GOAL:
Reproduce the listing below exactly. Pictures do not belong in the copy.

[Entries from a visual dataset]
____
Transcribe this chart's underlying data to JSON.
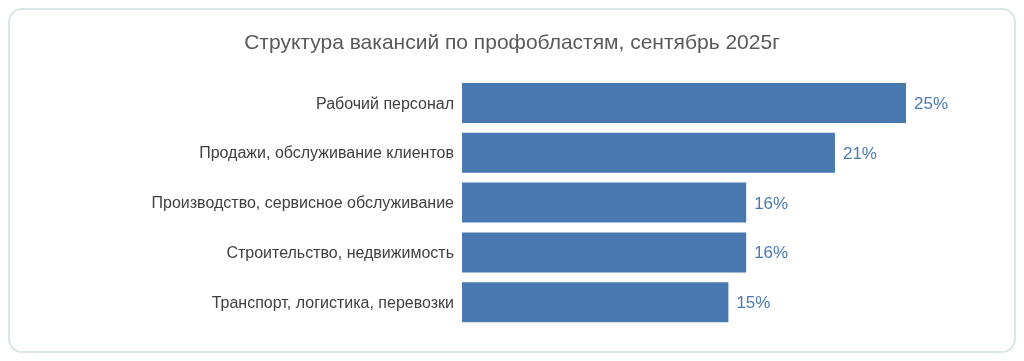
{
  "chart_data": {
    "type": "bar",
    "orientation": "horizontal",
    "title": "Структура вакансий по профобластям, сентябрь 2025г",
    "categories": [
      "Рабочий персонал",
      "Продажи, обслуживание клиентов",
      "Производство, сервисное обслуживание",
      "Строительство, недвижимость",
      "Транспорт, логистика, перевозки"
    ],
    "values": [
      25,
      21,
      16,
      16,
      15
    ],
    "value_labels": [
      "25%",
      "21%",
      "16%",
      "16%",
      "15%"
    ],
    "color": "#4a78b0"
  }
}
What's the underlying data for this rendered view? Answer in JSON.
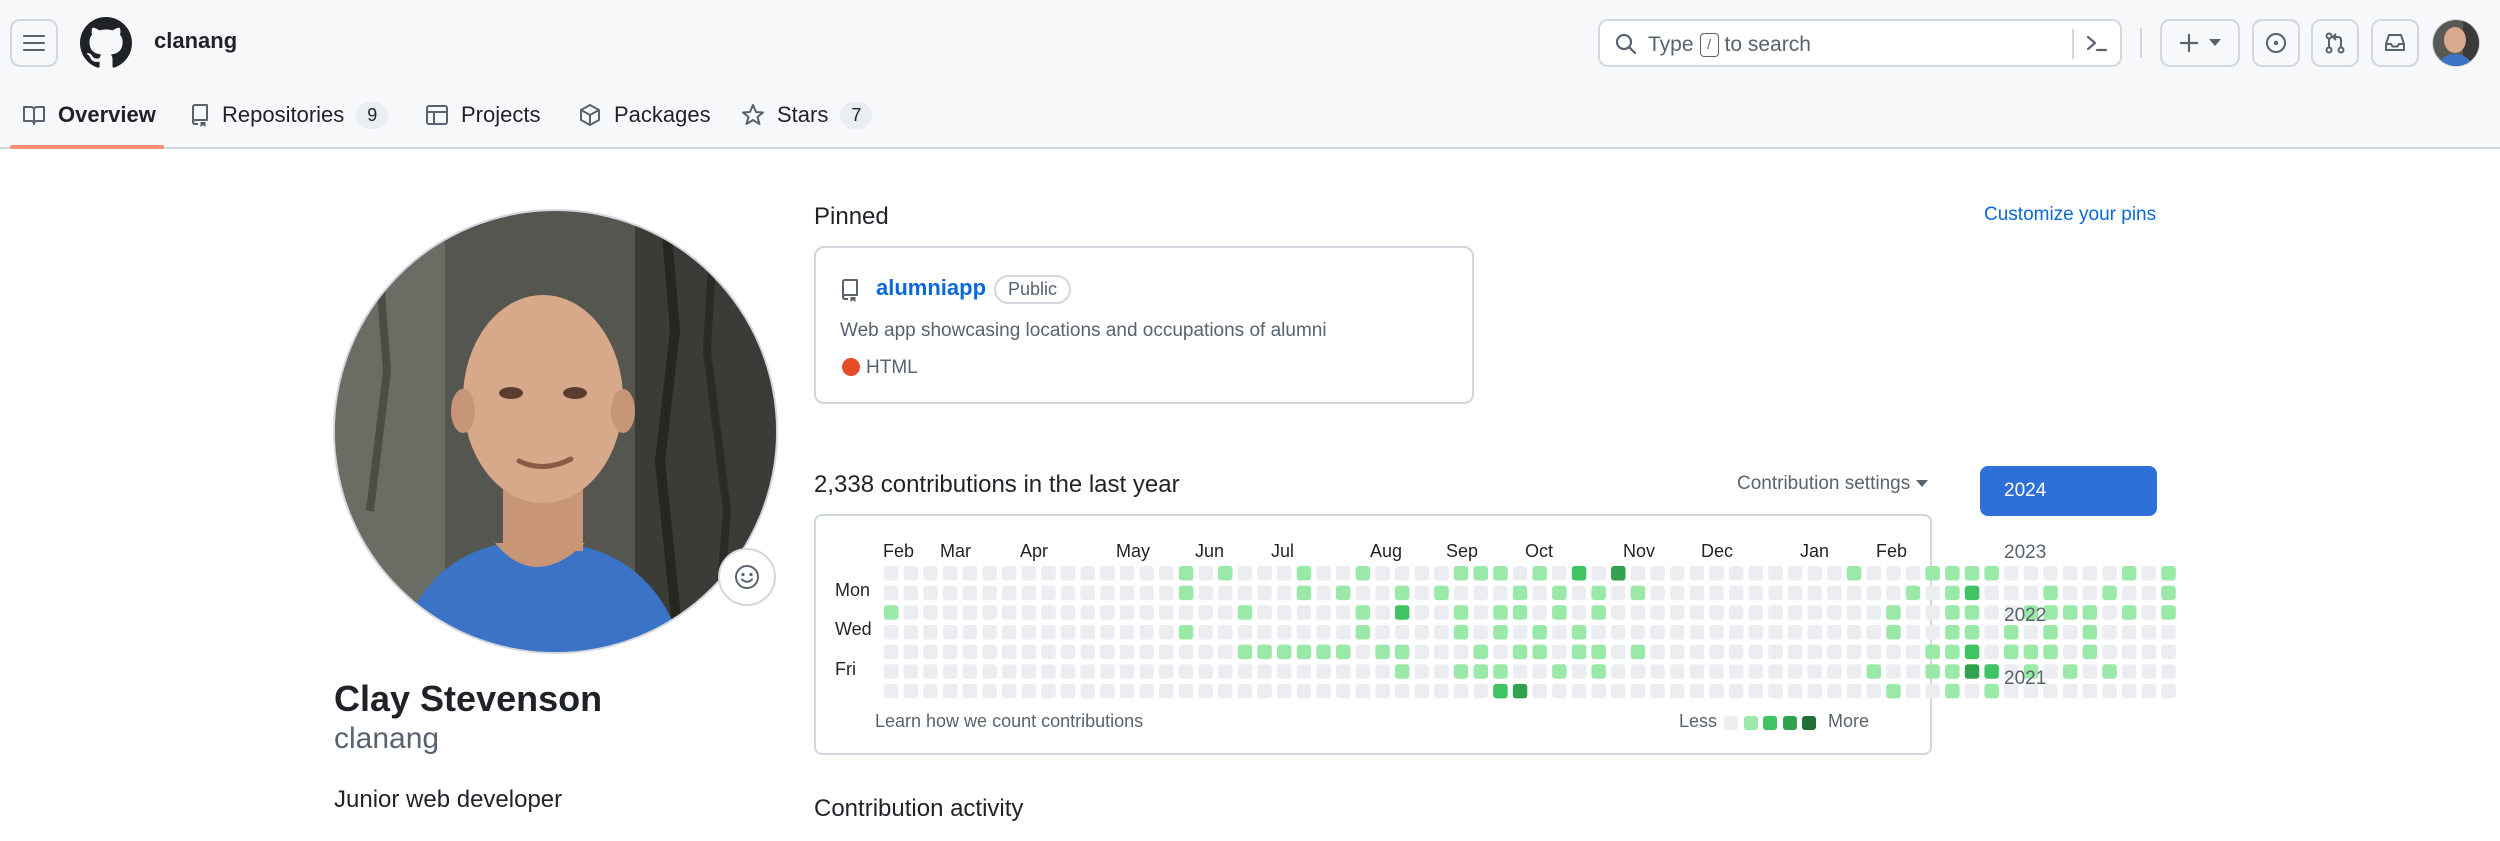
{
  "header": {
    "username": "clanang",
    "search_placeholder_pre": "Type",
    "search_key": "/",
    "search_placeholder_post": "to search"
  },
  "tabs": [
    {
      "label": "Overview",
      "count": ""
    },
    {
      "label": "Repositories",
      "count": "9"
    },
    {
      "label": "Projects",
      "count": ""
    },
    {
      "label": "Packages",
      "count": ""
    },
    {
      "label": "Stars",
      "count": "7"
    }
  ],
  "profile": {
    "full_name": "Clay Stevenson",
    "login": "clanang",
    "bio": "Junior web developer"
  },
  "pinned": {
    "heading": "Pinned",
    "customize": "Customize your pins",
    "repo_name": "alumniapp",
    "visibility": "Public",
    "description": "Web app showcasing locations and occupations of alumni",
    "language": "HTML",
    "language_color": "#e34c26"
  },
  "contributions": {
    "heading": "2,338 contributions in the last year",
    "settings": "Contribution settings",
    "months": [
      "Feb",
      "Mar",
      "Apr",
      "May",
      "Jun",
      "Jul",
      "Aug",
      "Sep",
      "Oct",
      "Nov",
      "Dec",
      "Jan",
      "Feb"
    ],
    "days": [
      "Mon",
      "Wed",
      "Fri"
    ],
    "learn": "Learn how we count contributions",
    "less": "Less",
    "more": "More",
    "colors": [
      "#ebedf0",
      "#9be9a8",
      "#40c463",
      "#30a14e",
      "#216e39"
    ],
    "grid_rows": [
      "000000000000000101000100100001110102030000000000010001111000000101",
      "000000000000000100000101001010001010101000000000000010120001001001",
      "100000000000000000100000102001011010100000000000000100110011110101",
      "000000000000000100000000100001010101000000000000000100110101010000",
      "000000000000000000111111011000101101101000000000000001120111010000",
      "000000000000000000000000001001110010100000000000001001132010101000",
      "000000000000000000000000000000023000000000000000000100101000000000"
    ],
    "activity_heading": "Contribution activity"
  },
  "years": [
    "2024",
    "2023",
    "2022",
    "2021"
  ]
}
____
WRITTEN RESPONSE:
Transcribe this chart's underlying data to JSON.
{
  "chart_data": {
    "type": "bar",
    "orientation": "horizontal",
    "title": "Структура вакансий по профобластям, сентябрь 2025г",
    "categories": [
      "Рабочий персонал",
      "Продажи, обслуживание клиентов",
      "Производство, сервисное обслуживание",
      "Строительство, недвижимость",
      "Транспорт, логистика, перевозки"
    ],
    "values": [
      25,
      21,
      16,
      16,
      15
    ],
    "value_labels": [
      "25%",
      "21%",
      "16%",
      "16%",
      "15%"
    ],
    "color": "#4a78b0"
  }
}
What's the underlying data for this rendered view? Answer in JSON.
{
  "header": {
    "username": "clanang",
    "search_placeholder_pre": "Type",
    "search_key": "/",
    "search_placeholder_post": "to search"
  },
  "tabs": [
    {
      "label": "Overview",
      "count": ""
    },
    {
      "label": "Repositories",
      "count": "9"
    },
    {
      "label": "Projects",
      "count": ""
    },
    {
      "label": "Packages",
      "count": ""
    },
    {
      "label": "Stars",
      "count": "7"
    }
  ],
  "profile": {
    "full_name": "Clay Stevenson",
    "login": "clanang",
    "bio": "Junior web developer"
  },
  "pinned": {
    "heading": "Pinned",
    "customize": "Customize your pins",
    "repo_name": "alumniapp",
    "visibility": "Public",
    "description": "Web app showcasing locations and occupations of alumni",
    "language": "HTML",
    "language_color": "#e34c26"
  },
  "contributions": {
    "heading": "2,338 contributions in the last year",
    "settings": "Contribution settings",
    "months": [
      "Feb",
      "Mar",
      "Apr",
      "May",
      "Jun",
      "Jul",
      "Aug",
      "Sep",
      "Oct",
      "Nov",
      "Dec",
      "Jan",
      "Feb"
    ],
    "days": [
      "Mon",
      "Wed",
      "Fri"
    ],
    "learn": "Learn how we count contributions",
    "less": "Less",
    "more": "More",
    "colors": [
      "#ebedf0",
      "#9be9a8",
      "#40c463",
      "#30a14e",
      "#216e39"
    ],
    "grid_rows": [
      "000000000000000101000100100001110102030000000000010001111000000101",
      "000000000000000100000101001010001010101000000000000010120001001001",
      "100000000000000000100000102001011010100000000000000100110011110101",
      "000000000000000100000000100001010101000000000000000100110101010000",
      "000000000000000000111111011000101101101000000000000001120111010000",
      "000000000000000000000000001001110010100000000000001001132010101000",
      "000000000000000000000000000000023000000000000000000100101000000000"
    ],
    "activity_heading": "Contribution activity"
  },
  "years": [
    "2024",
    "2023",
    "2022",
    "2021"
  ]
}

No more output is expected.